▸ **Given task**: Pull out every line in the data that has the string "officials" in it.

▸ **Record extracts**:
-------------------------
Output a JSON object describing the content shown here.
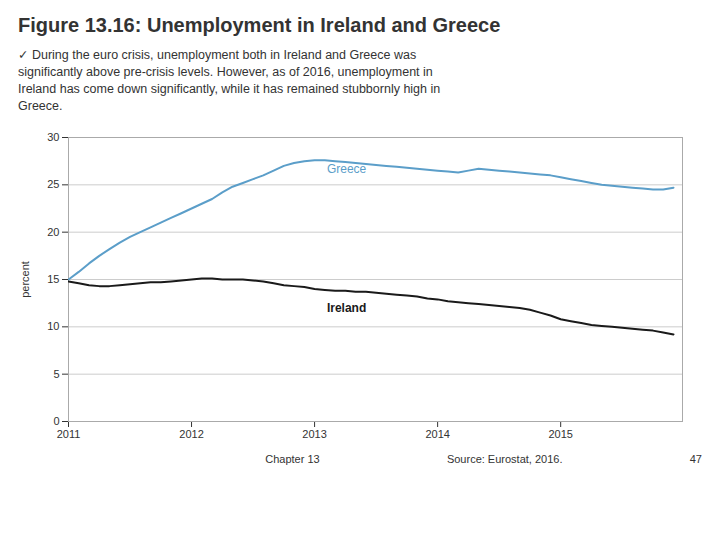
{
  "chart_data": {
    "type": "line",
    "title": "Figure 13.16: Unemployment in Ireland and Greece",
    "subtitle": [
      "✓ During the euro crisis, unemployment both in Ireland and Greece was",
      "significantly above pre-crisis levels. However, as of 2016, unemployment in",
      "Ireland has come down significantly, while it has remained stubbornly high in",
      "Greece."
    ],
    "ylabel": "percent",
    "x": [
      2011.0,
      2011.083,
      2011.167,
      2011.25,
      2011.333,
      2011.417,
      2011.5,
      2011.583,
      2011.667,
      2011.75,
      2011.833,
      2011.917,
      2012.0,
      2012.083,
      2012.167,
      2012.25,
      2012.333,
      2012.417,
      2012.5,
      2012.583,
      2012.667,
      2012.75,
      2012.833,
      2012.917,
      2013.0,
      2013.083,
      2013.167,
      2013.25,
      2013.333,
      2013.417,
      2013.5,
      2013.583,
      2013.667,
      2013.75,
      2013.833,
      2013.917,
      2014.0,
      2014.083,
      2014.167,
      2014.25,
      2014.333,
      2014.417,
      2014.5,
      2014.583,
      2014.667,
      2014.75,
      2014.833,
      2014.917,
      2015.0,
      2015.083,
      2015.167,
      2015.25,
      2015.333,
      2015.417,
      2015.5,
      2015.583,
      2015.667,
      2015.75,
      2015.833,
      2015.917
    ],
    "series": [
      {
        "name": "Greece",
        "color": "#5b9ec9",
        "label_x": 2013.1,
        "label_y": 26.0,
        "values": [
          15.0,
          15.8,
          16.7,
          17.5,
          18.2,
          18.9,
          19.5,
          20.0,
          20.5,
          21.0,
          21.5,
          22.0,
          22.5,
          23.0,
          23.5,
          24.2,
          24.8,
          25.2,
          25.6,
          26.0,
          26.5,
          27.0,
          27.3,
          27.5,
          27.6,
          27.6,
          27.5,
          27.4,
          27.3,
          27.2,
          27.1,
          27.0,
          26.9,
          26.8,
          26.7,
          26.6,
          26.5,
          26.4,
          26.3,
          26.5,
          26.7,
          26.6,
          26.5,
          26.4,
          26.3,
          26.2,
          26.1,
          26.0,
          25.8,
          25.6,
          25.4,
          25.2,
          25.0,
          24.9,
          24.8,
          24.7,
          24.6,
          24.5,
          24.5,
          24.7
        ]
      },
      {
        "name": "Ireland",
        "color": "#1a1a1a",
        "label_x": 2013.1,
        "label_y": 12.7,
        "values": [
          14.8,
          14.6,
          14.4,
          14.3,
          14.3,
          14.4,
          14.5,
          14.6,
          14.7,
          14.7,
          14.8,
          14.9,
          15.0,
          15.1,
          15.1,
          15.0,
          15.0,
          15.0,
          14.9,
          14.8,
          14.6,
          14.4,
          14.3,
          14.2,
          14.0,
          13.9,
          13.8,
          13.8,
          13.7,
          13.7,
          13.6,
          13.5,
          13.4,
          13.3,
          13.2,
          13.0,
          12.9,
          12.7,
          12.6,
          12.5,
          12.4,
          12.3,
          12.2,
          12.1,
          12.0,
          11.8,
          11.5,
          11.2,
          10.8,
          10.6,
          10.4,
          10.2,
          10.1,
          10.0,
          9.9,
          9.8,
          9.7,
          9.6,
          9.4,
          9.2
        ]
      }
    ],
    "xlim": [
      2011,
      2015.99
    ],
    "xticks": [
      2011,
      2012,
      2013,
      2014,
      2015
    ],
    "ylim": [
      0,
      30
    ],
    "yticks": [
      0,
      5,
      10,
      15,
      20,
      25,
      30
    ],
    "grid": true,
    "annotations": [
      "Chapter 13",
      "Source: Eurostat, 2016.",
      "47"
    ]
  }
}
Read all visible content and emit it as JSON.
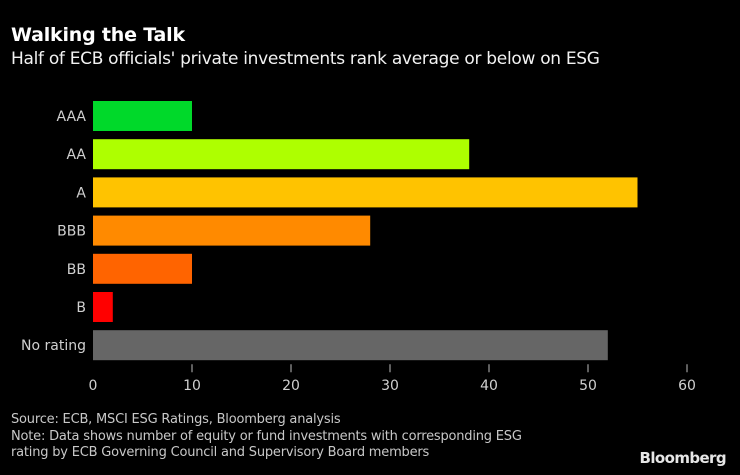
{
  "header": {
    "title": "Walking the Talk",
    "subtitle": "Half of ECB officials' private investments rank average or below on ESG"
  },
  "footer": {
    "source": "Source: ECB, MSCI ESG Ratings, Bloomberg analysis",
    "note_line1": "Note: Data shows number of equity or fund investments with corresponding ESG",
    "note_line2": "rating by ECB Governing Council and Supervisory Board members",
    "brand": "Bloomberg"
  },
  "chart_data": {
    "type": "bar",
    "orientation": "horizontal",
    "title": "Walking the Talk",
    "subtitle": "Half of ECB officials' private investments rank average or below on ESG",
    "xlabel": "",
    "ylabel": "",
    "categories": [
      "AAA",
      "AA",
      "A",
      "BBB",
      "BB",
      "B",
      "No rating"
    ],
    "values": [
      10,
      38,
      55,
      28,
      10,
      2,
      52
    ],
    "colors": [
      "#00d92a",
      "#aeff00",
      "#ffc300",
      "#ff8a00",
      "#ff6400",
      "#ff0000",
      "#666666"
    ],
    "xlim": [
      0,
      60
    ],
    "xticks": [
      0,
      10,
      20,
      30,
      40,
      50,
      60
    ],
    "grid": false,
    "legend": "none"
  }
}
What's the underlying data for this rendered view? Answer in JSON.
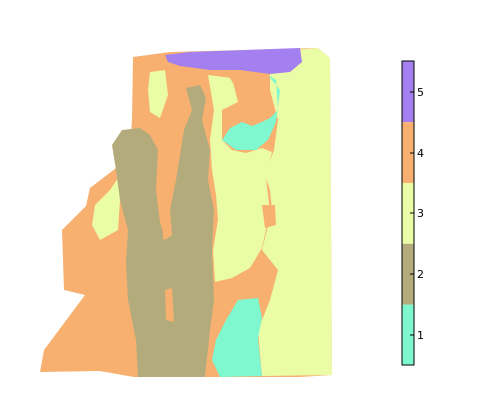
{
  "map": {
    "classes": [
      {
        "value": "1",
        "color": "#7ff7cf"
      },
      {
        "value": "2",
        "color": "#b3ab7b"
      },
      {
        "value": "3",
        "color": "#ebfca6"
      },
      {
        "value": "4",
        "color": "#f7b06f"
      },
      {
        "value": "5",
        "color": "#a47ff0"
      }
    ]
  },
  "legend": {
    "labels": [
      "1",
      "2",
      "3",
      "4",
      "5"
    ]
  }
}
-------------------------
▸ **Written answer**:
    "subtitle": "Half of ECB officials' private investments rank average or below on ESG"
    "subtitle": "Half of ECB officials' private investments rank average or below on ESG",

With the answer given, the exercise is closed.